Exercise description:
The data must be written out once more, precisely as given.

☆ ☆ ☆ ☆ ☆ ☆ ☆

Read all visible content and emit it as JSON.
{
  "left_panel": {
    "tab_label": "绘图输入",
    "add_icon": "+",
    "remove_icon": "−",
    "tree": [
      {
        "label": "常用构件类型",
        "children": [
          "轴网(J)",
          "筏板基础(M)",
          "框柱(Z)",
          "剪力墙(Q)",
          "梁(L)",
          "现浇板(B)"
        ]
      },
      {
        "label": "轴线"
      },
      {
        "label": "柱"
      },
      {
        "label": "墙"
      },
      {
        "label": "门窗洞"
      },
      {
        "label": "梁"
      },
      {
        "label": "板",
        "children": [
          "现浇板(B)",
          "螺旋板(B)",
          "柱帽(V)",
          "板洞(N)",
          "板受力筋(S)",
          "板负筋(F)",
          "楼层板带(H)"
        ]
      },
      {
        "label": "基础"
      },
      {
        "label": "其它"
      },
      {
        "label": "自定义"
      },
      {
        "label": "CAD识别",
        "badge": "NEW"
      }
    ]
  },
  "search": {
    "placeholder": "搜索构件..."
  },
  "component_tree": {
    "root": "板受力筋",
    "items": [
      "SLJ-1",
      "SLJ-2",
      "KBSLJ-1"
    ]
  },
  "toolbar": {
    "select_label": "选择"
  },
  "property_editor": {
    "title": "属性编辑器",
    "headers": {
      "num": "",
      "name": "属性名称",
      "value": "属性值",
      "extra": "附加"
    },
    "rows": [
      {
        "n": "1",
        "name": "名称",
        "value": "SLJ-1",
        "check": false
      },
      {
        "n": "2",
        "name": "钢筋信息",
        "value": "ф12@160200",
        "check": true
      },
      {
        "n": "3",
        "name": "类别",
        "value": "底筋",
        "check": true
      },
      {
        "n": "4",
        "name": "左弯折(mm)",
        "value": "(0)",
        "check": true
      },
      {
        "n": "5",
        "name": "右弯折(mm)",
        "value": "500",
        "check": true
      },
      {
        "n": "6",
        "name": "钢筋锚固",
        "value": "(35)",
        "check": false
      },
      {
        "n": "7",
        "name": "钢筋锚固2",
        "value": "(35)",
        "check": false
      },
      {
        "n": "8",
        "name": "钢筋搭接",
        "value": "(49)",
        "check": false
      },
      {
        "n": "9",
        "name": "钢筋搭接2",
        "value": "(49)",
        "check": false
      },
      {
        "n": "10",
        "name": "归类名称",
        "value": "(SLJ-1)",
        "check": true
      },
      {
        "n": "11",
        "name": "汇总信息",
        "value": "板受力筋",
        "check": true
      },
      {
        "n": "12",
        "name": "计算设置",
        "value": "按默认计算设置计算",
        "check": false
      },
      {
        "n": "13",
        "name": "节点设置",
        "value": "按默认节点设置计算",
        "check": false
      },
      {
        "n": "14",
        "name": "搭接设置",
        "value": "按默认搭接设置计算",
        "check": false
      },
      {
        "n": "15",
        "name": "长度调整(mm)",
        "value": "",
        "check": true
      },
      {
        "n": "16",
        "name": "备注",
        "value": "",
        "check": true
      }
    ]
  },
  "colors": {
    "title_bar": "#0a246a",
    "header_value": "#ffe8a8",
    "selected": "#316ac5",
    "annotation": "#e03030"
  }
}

☆ ☆ ☆ ☆ ☆ ☆ ☆

Result of the task:
Read all visible content and emit it as JSON.
{
  "left_panel": {
    "tab_label": "绘图输入",
    "add_icon": "+",
    "remove_icon": "−",
    "tree": [
      {
        "label": "常用构件类型",
        "children": [
          "轴网(J)",
          "筏板基础(M)",
          "框柱(Z)",
          "剪力墙(Q)",
          "梁(L)",
          "现浇板(B)"
        ]
      },
      {
        "label": "轴线"
      },
      {
        "label": "柱"
      },
      {
        "label": "墙"
      },
      {
        "label": "门窗洞"
      },
      {
        "label": "梁"
      },
      {
        "label": "板",
        "children": [
          "现浇板(B)",
          "螺旋板(B)",
          "柱帽(V)",
          "板洞(N)",
          "板受力筋(S)",
          "板负筋(F)",
          "楼层板带(H)"
        ]
      },
      {
        "label": "基础"
      },
      {
        "label": "其它"
      },
      {
        "label": "自定义"
      },
      {
        "label": "CAD识别",
        "badge": "NEW"
      }
    ]
  },
  "search": {
    "placeholder": "搜索构件..."
  },
  "component_tree": {
    "root": "板受力筋",
    "items": [
      "SLJ-1",
      "SLJ-2",
      "KBSLJ-1"
    ]
  },
  "toolbar": {
    "select_label": "选择"
  },
  "property_editor": {
    "title": "属性编辑器",
    "headers": {
      "num": "",
      "name": "属性名称",
      "value": "属性值",
      "extra": "附加"
    },
    "rows": [
      {
        "n": "1",
        "name": "名称",
        "value": "SLJ-1",
        "check": false
      },
      {
        "n": "2",
        "name": "钢筋信息",
        "value": "ф12@160200",
        "check": true
      },
      {
        "n": "3",
        "name": "类别",
        "value": "底筋",
        "check": true
      },
      {
        "n": "4",
        "name": "左弯折(mm)",
        "value": "(0)",
        "check": true
      },
      {
        "n": "5",
        "name": "右弯折(mm)",
        "value": "500",
        "check": true
      },
      {
        "n": "6",
        "name": "钢筋锚固",
        "value": "(35)",
        "check": false
      },
      {
        "n": "7",
        "name": "钢筋锚固2",
        "value": "(35)",
        "check": false
      },
      {
        "n": "8",
        "name": "钢筋搭接",
        "value": "(49)",
        "check": false
      },
      {
        "n": "9",
        "name": "钢筋搭接2",
        "value": "(49)",
        "check": false
      },
      {
        "n": "10",
        "name": "归类名称",
        "value": "(SLJ-1)",
        "check": true
      },
      {
        "n": "11",
        "name": "汇总信息",
        "value": "板受力筋",
        "check": true
      },
      {
        "n": "12",
        "name": "计算设置",
        "value": "按默认计算设置计算",
        "check": false
      },
      {
        "n": "13",
        "name": "节点设置",
        "value": "按默认节点设置计算",
        "check": false
      },
      {
        "n": "14",
        "name": "搭接设置",
        "value": "按默认搭接设置计算",
        "check": false
      },
      {
        "n": "15",
        "name": "长度调整(mm)",
        "value": "",
        "check": true
      },
      {
        "n": "16",
        "name": "备注",
        "value": "",
        "check": true
      }
    ]
  },
  "colors": {
    "title_bar": "#0a246a",
    "header_value": "#ffe8a8",
    "selected": "#316ac5",
    "annotation": "#e03030"
  }
}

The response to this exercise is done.